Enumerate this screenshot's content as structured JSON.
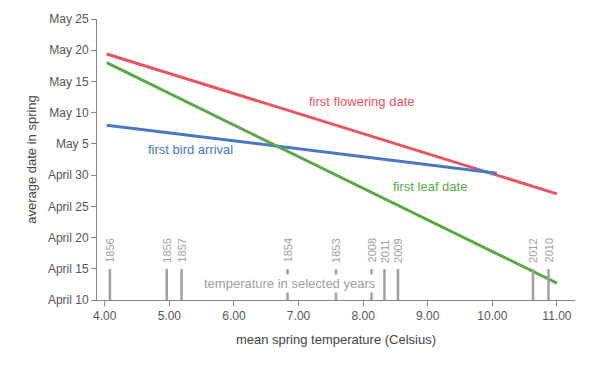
{
  "chart_data": {
    "type": "line",
    "x_title": "mean spring temperature (Celsius)",
    "y_title": "average date in spring",
    "xlim": [
      3.88,
      11.28
    ],
    "xticks": [
      {
        "value": 4,
        "label": "4.00"
      },
      {
        "value": 5,
        "label": "5.00"
      },
      {
        "value": 6,
        "label": "6.00"
      },
      {
        "value": 7,
        "label": "7.00"
      },
      {
        "value": 8,
        "label": "8.00"
      },
      {
        "value": 9,
        "label": "9.00"
      },
      {
        "value": 10,
        "label": "10.00"
      },
      {
        "value": 11,
        "label": "11.00"
      }
    ],
    "ylim": [
      100,
      145
    ],
    "yticks": [
      {
        "value": 100,
        "label": "April 10"
      },
      {
        "value": 105,
        "label": "April 15"
      },
      {
        "value": 110,
        "label": "April 20"
      },
      {
        "value": 115,
        "label": "April 25"
      },
      {
        "value": 120,
        "label": "April 30"
      },
      {
        "value": 125,
        "label": "May 5"
      },
      {
        "value": 130,
        "label": "May 10"
      },
      {
        "value": 135,
        "label": "May 15"
      },
      {
        "value": 140,
        "label": "May 20"
      },
      {
        "value": 145,
        "label": "May 25"
      }
    ],
    "grid": false,
    "series": [
      {
        "name": "first flowering date",
        "color": "#e8545f",
        "x": [
          4.03,
          11.0
        ],
        "values": [
          139.4,
          117.0
        ]
      },
      {
        "name": "first bird arrival",
        "color": "#4a78c2",
        "x": [
          4.03,
          10.07
        ],
        "values": [
          128.0,
          120.3
        ]
      },
      {
        "name": "first leaf date",
        "color": "#5ba846",
        "x": [
          4.03,
          11.0
        ],
        "values": [
          138.0,
          102.7
        ]
      }
    ],
    "selected_years": {
      "label": "temperature in selected years",
      "color": "#a0a0a0",
      "names": [
        "1856",
        "1855",
        "1857",
        "1854",
        "1853",
        "2008",
        "2011",
        "2009",
        "2012",
        "2010"
      ],
      "x": [
        4.08,
        4.96,
        5.19,
        6.83,
        7.58,
        8.13,
        8.33,
        8.54,
        10.63,
        10.87
      ]
    }
  }
}
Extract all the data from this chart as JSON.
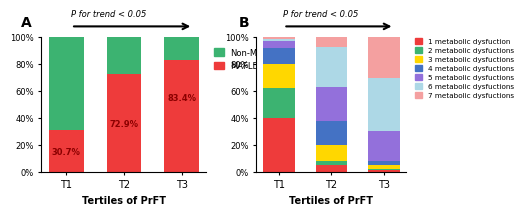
{
  "panel_A": {
    "categories": [
      "T1",
      "T2",
      "T3"
    ],
    "mafld": [
      30.7,
      72.9,
      83.4
    ],
    "non_mafld": [
      69.3,
      27.1,
      16.6
    ],
    "mafld_color": "#EE3B3B",
    "non_mafld_color": "#3CB371",
    "title": "A",
    "trend_text": "P for trend < 0.05",
    "xlabel": "Tertiles of PrFT"
  },
  "panel_B": {
    "categories": [
      "T1",
      "T2",
      "T3"
    ],
    "values": [
      [
        40.0,
        22.0,
        18.0,
        12.0,
        5.0,
        2.0,
        1.0
      ],
      [
        5.0,
        3.0,
        12.0,
        18.0,
        25.0,
        30.0,
        7.0
      ],
      [
        1.0,
        1.0,
        3.0,
        3.0,
        22.0,
        40.0,
        30.0
      ]
    ],
    "colors": [
      "#EE3B3B",
      "#3CB371",
      "#FFD700",
      "#4472C4",
      "#9370DB",
      "#ADD8E6",
      "#F4A0A0"
    ],
    "legend_labels": [
      "1 metabolic dysfuction",
      "2 metabolic dysfuctions",
      "3 metabolic dysfuctions",
      "4 metabolic dysfuctions",
      "5 metabolic dysfuctions",
      "6 metabolic dysfuctions",
      "7 metabolic dysfuctions"
    ],
    "title": "B",
    "trend_text": "P for trend < 0.05",
    "xlabel": "Tertiles of PrFT"
  },
  "background_color": "#FFFFFF"
}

WRITTEN INSTRUCTION:
Tally the lines that hold the string "dysfuctions" and state the total, nothing more.

TASK ANSWER:
6